***** PAGE EXCERPT

Historical Communication

 

One of the definitive marks of humanity is the ability to have and preserve symbolic language and transmit those symbols across time.  Symbolic language[1] lets us do another thing that is unique among the creatures of the earth; we can skip generations.  I can find a note from 100 years ago and read it; I don't need to have learned its contents from someone who learned it from someone who learned it from the scribe.    

 

Art, be it visual, literary, or musical, is a way to communicate across the ages, a one way beacon from the creator to those who follow.  Art creates a connection.   How many have read the words of Achebe or Twain and have a window into their minds, potentially more articulate than the window they have into people they actually know.  [2]  How many thousands or millions have those authors spoken to and how many more will they reach?

 

And how many artist's words will never be read?

 

 

How I got here

 

This project started as just a musical exercise.  I have a mandola and a mandocello[3] and wanted to learn to play them.   Outside of orchestral[4] music there's not many method books or transcriptions for Cello and Viola so I started looking up chamber music on imslp.org which is a web archive of public domain music.   Compositions written before 1924 (as of this writing) are in the public domain in the US, meaning they are not protected by copyright and can be used or recorded without requiring permission.

 

I searched for "String quartets" and clicked more or less randomly on Josephus Fodor's String Quartets Op11 [5].  It didn't look too difficult but I had no idea what it sounded like.   (I'm not at a level where I can look at a score and "hear" it in my minds eye, a la "Amadeus.")   So I googled it looking for recordings.... and I couldn't find any.  Nothing, nowhere.   

 

In our time its so hard to conceive that a piece of music you want to hear isn't at your fingertips; I'd have to play this to find out what it sounded like.

**********
***** DATA SEGMENT

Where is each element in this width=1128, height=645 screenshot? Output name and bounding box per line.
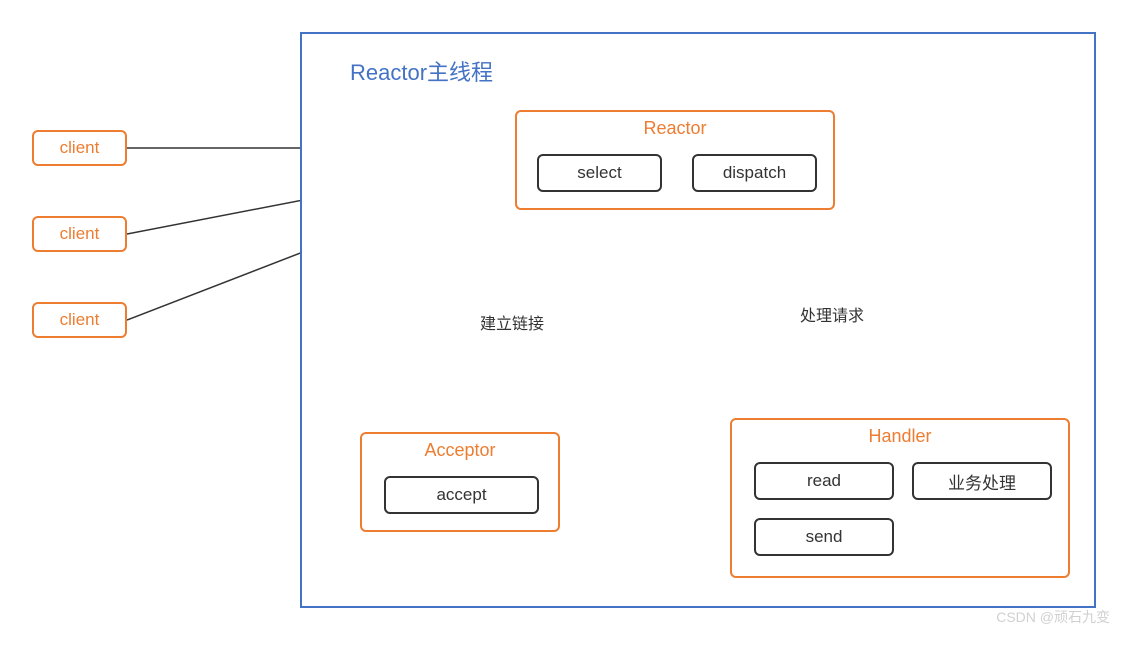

**********

* WORK INSTRUCTIONS *
**1)** Please translate the sentence "Art creates a connection." from the historical communication text into Spanish.
**2)** In the historical communication text, start at the words "I searched for" and stop after "out what it sounded like.". Write that part out again, swapping "recordings" for "performances".

* WORKED SOLUTIONS *
**1)** El arte crea una conexión.

**2)**
I searched for "String quartets" and clicked more or less randomly on Josephus Fodor's String Quartets Op11 [5].  It didn't look too difficult but I had no idea what it sounded like.   (I'm not at a level where I can look at a score and "hear" it in my minds eye, a la "Amadeus.")   So I googled it looking for performances.... and I couldn't find any.  Nothing, nowhere.   

 

In our time its so hard to conceive that a piece of music you want to hear isn't at your fingertips; I'd have to play this to find out what it sounded like.